Collected data entries
—————

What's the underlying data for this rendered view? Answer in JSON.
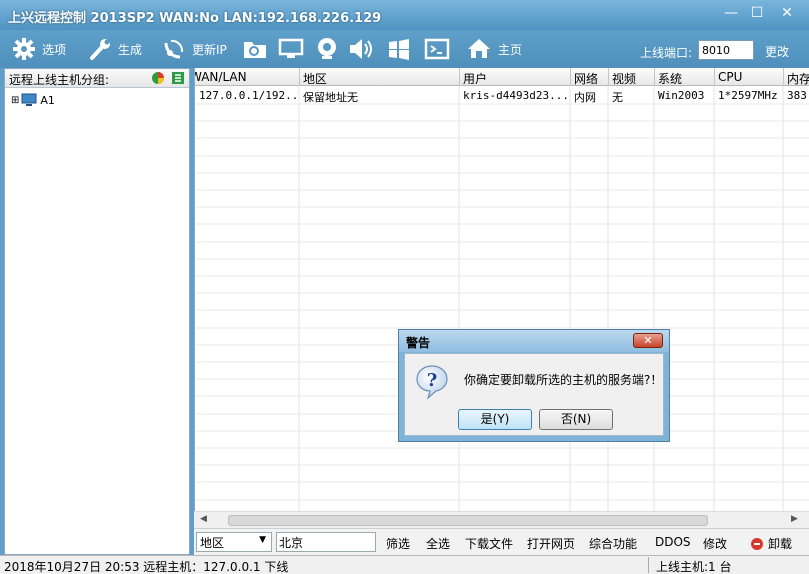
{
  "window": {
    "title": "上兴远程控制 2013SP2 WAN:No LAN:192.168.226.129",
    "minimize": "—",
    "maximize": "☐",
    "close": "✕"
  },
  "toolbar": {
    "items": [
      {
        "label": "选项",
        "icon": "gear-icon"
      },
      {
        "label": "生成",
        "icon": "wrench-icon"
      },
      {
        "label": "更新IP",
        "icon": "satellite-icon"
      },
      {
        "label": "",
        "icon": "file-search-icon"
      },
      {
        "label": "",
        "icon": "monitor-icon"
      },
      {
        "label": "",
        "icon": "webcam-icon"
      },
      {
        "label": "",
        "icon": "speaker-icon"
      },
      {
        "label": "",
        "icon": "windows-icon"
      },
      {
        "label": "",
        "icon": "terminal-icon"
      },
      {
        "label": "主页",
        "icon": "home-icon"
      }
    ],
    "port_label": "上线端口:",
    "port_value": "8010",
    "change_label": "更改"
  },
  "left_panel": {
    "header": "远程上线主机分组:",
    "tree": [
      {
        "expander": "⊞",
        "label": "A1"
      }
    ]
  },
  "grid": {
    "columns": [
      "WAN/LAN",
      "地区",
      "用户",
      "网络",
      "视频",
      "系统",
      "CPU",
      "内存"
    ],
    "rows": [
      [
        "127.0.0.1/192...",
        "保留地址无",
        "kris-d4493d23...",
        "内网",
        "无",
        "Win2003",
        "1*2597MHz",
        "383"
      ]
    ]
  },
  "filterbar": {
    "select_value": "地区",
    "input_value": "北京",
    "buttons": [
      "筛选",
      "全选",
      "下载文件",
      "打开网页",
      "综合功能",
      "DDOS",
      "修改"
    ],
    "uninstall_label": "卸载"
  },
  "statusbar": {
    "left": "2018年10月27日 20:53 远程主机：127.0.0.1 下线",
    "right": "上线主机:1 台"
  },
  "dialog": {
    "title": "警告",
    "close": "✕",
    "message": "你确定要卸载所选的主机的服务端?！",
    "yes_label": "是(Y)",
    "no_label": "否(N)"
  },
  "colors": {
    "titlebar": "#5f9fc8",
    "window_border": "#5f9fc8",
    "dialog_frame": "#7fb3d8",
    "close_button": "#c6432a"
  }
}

—————

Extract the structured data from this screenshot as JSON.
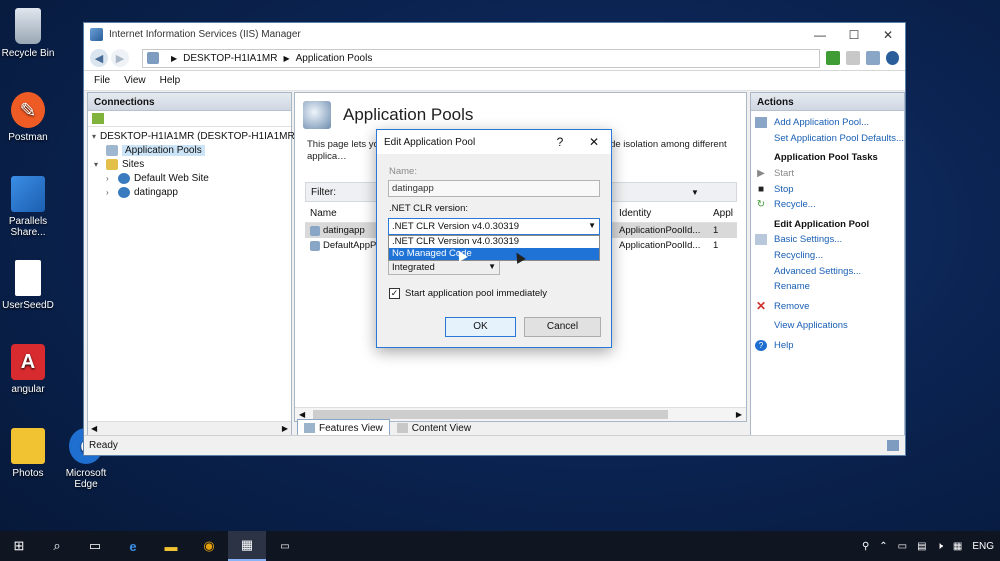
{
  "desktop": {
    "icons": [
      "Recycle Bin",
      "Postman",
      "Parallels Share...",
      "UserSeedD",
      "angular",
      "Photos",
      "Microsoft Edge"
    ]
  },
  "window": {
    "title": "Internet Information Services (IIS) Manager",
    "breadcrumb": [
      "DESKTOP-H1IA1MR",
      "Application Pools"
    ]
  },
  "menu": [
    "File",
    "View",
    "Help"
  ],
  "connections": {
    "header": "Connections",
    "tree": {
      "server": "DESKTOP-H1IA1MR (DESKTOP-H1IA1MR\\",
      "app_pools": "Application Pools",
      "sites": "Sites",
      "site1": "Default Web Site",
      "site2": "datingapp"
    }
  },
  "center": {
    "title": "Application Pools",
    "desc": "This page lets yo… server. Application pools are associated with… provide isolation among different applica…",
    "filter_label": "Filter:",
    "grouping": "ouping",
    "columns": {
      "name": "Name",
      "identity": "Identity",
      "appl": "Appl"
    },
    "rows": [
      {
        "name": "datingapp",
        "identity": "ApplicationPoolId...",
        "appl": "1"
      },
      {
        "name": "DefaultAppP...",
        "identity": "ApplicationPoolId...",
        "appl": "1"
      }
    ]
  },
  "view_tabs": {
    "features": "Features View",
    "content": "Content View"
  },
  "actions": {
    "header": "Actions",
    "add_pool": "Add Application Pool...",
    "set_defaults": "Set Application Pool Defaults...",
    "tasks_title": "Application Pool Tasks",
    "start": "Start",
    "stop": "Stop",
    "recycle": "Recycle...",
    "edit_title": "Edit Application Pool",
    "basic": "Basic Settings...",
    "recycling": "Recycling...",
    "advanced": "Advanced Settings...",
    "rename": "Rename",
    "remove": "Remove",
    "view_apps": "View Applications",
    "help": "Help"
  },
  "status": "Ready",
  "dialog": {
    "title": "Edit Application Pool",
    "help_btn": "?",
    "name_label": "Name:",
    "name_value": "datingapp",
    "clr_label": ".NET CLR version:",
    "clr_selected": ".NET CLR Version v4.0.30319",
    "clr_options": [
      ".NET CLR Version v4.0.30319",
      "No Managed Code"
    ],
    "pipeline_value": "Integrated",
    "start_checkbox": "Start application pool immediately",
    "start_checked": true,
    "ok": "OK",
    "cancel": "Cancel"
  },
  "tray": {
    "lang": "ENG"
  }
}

—————

Above is a listing; report how many of its lines include the word "header", giving the number only.

» **Response to the exercise**:
3